WHAT IS REQUIRED: List all lines of the data containing the word "Mortality".

[Figure data in JSON]
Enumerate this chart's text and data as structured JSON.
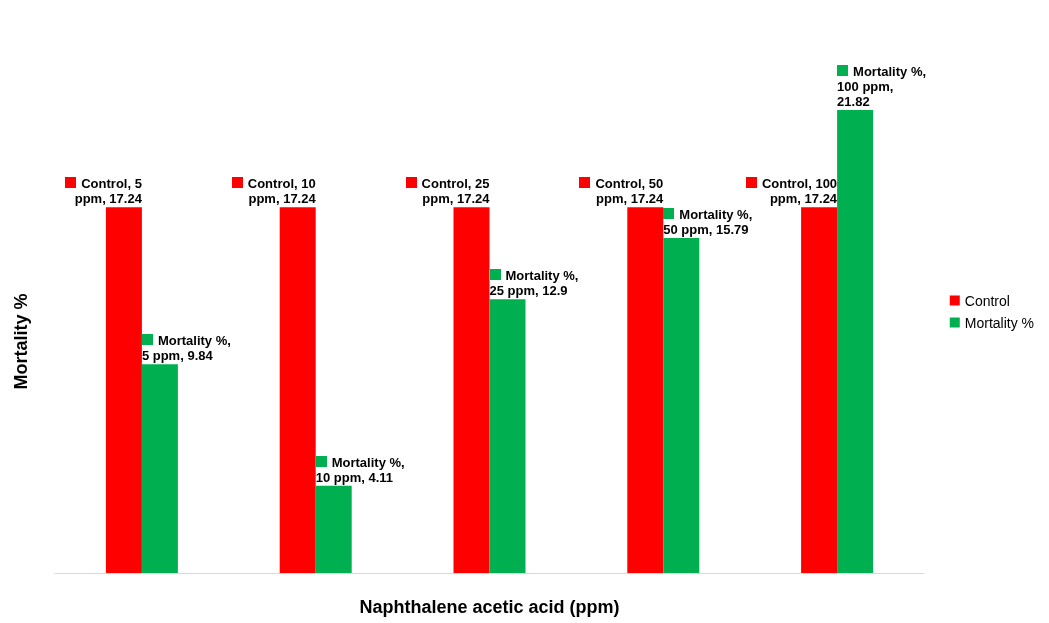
{
  "chart_data": {
    "type": "bar",
    "xlabel": "Naphthalene acetic acid (ppm)",
    "ylabel": "Mortality %",
    "categories": [
      null,
      null,
      null,
      null,
      null
    ],
    "series": [
      {
        "name": "Control",
        "color": "#ff0000",
        "values": [
          17.24,
          17.24,
          17.24,
          17.24,
          17.24
        ],
        "value_labels": [
          "Control, 5 ppm, 17.24",
          "Control, 10 ppm, 17.24",
          "Control, 25 ppm, 17.24",
          "Control, 50 ppm, 17.24",
          "Control, 100 ppm, 17.24"
        ]
      },
      {
        "name": "Mortality %",
        "color": "#00b050",
        "values": [
          9.84,
          4.11,
          12.9,
          15.79,
          21.82
        ],
        "value_labels": [
          "Mortality %, 5 ppm, 9.84",
          "Mortality %, 10 ppm, 4.11",
          "Mortality %, 25 ppm, 12.9",
          "Mortality %, 50 ppm, 15.79",
          "Mortality %, 100 ppm, 21.82"
        ]
      }
    ],
    "legend": "right",
    "grid": false,
    "tick_labels": false
  }
}
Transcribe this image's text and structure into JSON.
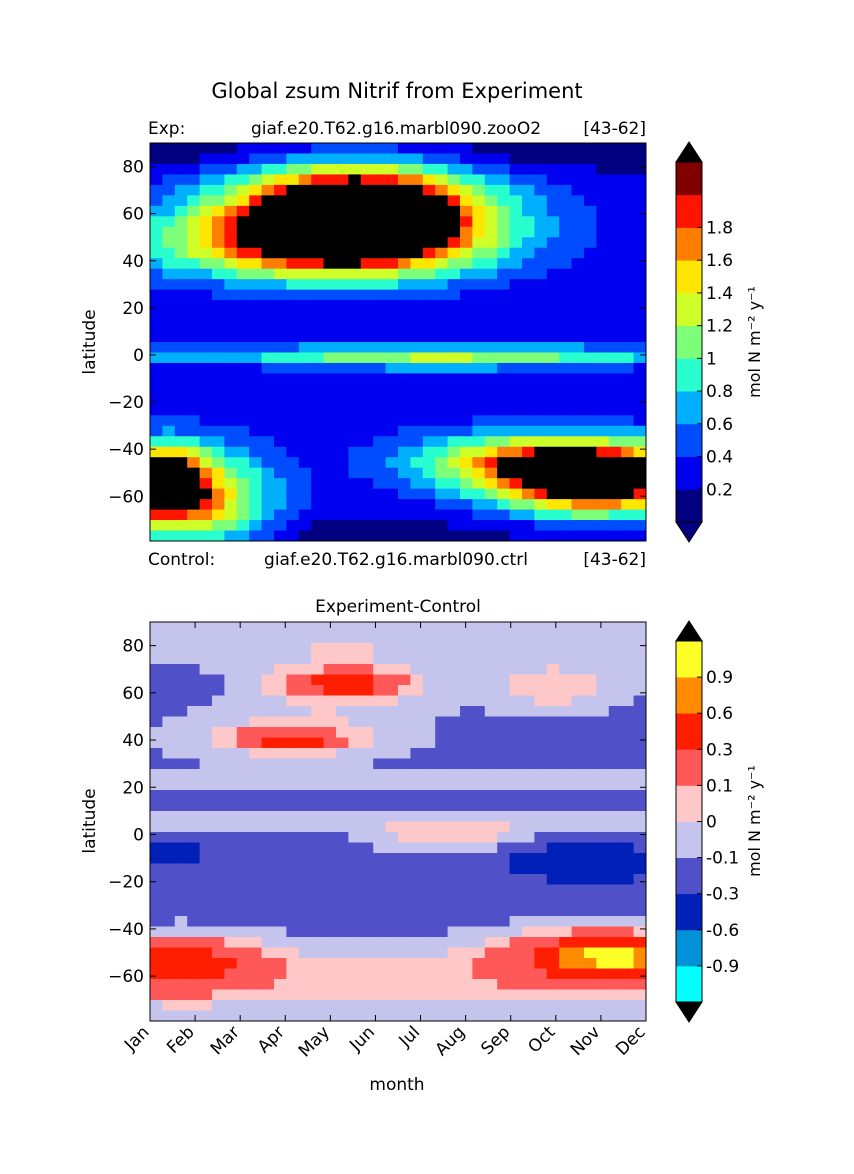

SOLUTION FOR THIS TASK:
    "ylabel": "Mortality %",
        "name": "Mortality %",
          "Mortality %, 5 ppm, 9.84",
          "Mortality %, 10 ppm, 4.11",
          "Mortality %, 25 ppm, 12.9",
          "Mortality %, 50 ppm, 15.79",
          "Mortality %, 100 ppm, 21.82"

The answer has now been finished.